Comfortable Positioning

Patients should relax silently for a few minutes before blood pressure is measured. Individuals should sit with the back supported, legs uncrossed and cuffed arm positioned at heart level. Likewise, the person conducting the measurement should also be seated comfortably to prevent rapid deflation of the cuff that might underestimate and overestimate systolic and diastolic blood pressures, respectively.

Arm Choice

On the first consultation, patient’s blood pressure must be measured in both arms. Consecutive readings showing differences of > 20 mmHg or > 10 mmHg for systolic and diastolic pressures respectively might suggest an underlying arterial disease that should be ruled out, such as subclavian stenosis. Further BP measurements should be conducted in the arm with the highest values at first assessment if the difference between right and left readings was within normal limits. =====Assessment of Postural Hypotension=====Due to increasing prevalence, postural hypotension must be assessed by measuring blood pressure when the patient assumes an erect position (Ref: 18327095). Postural hypotension is defined as a systolic BP drop of ≥ 20 mmHg or diastolic BP decrease of ≥ 10 mmHg when the patient stands from a seated position (Ref: 7726701). The presence of postural hypotension suggests in most of the cases impairment in the baroreceptor (firing of afferent nerves and consequential dysfunction of the initiation of autonomic cardiovascular reflex) (Ref: 2231190). It is most commonly present in diabetics and elderly. According to the Honolulu Heart Program in 1998, it carries a prognostic value with 64% increase in age-adjusted mortality compared to control population (Ref: 9826316). Intensive BP control then might be compromised due to the presence of orthostatic hypotension, making control of hypertension a bigger challenge in such patients(Ref: 16512265).

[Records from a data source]
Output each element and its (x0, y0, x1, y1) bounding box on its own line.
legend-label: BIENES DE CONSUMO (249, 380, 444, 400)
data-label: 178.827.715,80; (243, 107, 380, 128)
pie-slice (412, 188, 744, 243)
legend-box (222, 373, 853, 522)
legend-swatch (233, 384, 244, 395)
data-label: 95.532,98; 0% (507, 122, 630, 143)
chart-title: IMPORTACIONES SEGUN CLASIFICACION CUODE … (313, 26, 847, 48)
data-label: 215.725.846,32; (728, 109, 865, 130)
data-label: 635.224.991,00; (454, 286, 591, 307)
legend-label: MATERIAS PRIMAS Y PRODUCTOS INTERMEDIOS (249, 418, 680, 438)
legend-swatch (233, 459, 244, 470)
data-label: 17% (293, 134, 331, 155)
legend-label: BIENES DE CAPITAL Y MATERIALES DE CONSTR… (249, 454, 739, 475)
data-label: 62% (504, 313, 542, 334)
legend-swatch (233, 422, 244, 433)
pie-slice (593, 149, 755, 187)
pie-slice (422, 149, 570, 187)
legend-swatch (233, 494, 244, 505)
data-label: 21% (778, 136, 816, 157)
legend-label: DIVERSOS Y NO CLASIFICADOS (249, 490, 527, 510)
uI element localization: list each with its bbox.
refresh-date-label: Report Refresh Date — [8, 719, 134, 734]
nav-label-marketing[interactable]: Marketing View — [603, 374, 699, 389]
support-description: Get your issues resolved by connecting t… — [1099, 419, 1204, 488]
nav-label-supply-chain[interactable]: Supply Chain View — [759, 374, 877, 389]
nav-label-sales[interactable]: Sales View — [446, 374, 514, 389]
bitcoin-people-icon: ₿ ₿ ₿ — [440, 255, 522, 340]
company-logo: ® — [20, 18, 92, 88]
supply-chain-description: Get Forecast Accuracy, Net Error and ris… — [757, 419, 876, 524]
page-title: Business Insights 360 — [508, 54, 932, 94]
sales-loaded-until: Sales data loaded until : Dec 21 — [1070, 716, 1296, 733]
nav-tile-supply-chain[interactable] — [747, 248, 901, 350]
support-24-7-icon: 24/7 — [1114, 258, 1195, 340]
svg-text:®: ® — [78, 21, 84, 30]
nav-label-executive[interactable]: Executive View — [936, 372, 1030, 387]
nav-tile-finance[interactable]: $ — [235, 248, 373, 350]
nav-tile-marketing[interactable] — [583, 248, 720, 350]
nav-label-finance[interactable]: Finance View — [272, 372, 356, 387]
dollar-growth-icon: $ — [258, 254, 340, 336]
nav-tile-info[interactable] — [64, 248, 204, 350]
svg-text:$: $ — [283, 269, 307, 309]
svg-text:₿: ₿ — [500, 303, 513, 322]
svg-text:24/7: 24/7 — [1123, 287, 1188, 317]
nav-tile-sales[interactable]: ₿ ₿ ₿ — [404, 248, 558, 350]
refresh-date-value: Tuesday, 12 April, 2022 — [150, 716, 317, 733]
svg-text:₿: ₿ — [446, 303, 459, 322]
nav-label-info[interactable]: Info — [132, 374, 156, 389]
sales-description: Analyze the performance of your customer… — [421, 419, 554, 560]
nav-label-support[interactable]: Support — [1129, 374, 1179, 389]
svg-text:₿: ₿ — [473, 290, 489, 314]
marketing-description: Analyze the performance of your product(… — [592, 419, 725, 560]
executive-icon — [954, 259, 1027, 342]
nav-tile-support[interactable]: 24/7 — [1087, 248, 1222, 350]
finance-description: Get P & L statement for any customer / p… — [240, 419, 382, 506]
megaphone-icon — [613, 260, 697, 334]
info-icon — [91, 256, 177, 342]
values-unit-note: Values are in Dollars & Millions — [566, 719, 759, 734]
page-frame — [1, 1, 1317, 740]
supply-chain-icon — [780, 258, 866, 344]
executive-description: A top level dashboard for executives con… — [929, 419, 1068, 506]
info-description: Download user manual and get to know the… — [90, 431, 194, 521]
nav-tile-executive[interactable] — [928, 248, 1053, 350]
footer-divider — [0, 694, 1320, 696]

PROBLEM TO WORK ON:
Answer these questions using the blood pressure measurement passage:
1. At what level should the cuffed arm be positioned?
2. If the difference between right and left readings at the first consultation was within normal limits, in which arm should further measurements be conducted?
3. In which patients is postural hypotension most commonly present?

RESPONSE AREA:
1. At heart level.
2. In the arm with the highest values at first assessment.
3. In diabetics and the elderly.